:: What is asked ::
Look through the lines below and extract each one that contains "дневным".

[START]

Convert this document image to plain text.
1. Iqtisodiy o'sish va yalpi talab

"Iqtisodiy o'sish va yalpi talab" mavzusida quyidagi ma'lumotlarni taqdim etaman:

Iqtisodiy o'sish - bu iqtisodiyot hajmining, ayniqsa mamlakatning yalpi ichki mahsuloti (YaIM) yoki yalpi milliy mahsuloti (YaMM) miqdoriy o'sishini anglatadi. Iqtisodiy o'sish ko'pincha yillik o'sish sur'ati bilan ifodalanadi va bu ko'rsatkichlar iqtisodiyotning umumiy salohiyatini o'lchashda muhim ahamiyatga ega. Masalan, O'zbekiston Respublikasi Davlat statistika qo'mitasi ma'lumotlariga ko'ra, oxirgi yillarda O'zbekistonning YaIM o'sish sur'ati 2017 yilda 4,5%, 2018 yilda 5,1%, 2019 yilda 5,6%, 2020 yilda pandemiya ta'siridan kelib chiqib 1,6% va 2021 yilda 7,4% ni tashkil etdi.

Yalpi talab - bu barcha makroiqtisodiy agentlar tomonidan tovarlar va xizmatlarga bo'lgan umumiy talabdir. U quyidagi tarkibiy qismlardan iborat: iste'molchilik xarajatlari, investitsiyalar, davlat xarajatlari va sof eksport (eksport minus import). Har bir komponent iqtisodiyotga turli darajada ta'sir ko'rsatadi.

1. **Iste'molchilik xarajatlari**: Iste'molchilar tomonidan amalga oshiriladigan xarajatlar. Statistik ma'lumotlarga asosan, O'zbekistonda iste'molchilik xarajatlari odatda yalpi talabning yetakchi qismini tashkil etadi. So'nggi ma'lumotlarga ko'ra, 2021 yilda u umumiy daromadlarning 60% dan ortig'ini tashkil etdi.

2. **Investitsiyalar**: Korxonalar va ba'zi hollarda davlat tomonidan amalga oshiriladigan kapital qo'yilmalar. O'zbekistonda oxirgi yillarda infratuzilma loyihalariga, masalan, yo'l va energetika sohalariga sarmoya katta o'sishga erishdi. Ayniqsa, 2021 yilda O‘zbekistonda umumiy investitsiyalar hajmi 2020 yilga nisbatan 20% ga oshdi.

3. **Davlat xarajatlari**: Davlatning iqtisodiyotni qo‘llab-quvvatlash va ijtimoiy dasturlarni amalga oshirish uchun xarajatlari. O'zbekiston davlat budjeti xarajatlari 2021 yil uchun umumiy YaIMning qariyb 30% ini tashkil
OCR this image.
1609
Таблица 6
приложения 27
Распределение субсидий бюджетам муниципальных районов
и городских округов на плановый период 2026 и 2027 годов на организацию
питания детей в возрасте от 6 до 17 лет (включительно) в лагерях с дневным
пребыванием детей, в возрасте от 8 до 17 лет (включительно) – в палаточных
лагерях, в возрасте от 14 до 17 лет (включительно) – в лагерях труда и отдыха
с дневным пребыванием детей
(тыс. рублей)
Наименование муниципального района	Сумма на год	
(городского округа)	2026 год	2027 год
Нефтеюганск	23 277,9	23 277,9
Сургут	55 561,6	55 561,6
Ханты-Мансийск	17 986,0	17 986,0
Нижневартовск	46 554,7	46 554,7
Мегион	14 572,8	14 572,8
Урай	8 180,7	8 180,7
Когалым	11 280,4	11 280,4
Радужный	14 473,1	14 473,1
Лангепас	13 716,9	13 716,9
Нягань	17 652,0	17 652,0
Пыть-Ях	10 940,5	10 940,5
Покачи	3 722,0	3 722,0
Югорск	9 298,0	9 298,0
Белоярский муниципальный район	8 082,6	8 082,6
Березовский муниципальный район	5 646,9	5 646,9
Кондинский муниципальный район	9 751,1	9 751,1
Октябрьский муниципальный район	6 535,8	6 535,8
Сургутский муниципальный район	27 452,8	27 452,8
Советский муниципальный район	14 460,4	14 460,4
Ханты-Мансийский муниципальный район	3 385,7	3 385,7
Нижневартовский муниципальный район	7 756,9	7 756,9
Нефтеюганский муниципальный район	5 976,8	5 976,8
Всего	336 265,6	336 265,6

[END]

:: In response ::
питания детей в возрасте от 6 до 17 лет (включительно) в лагерях с дневным
с дневным пребыванием детей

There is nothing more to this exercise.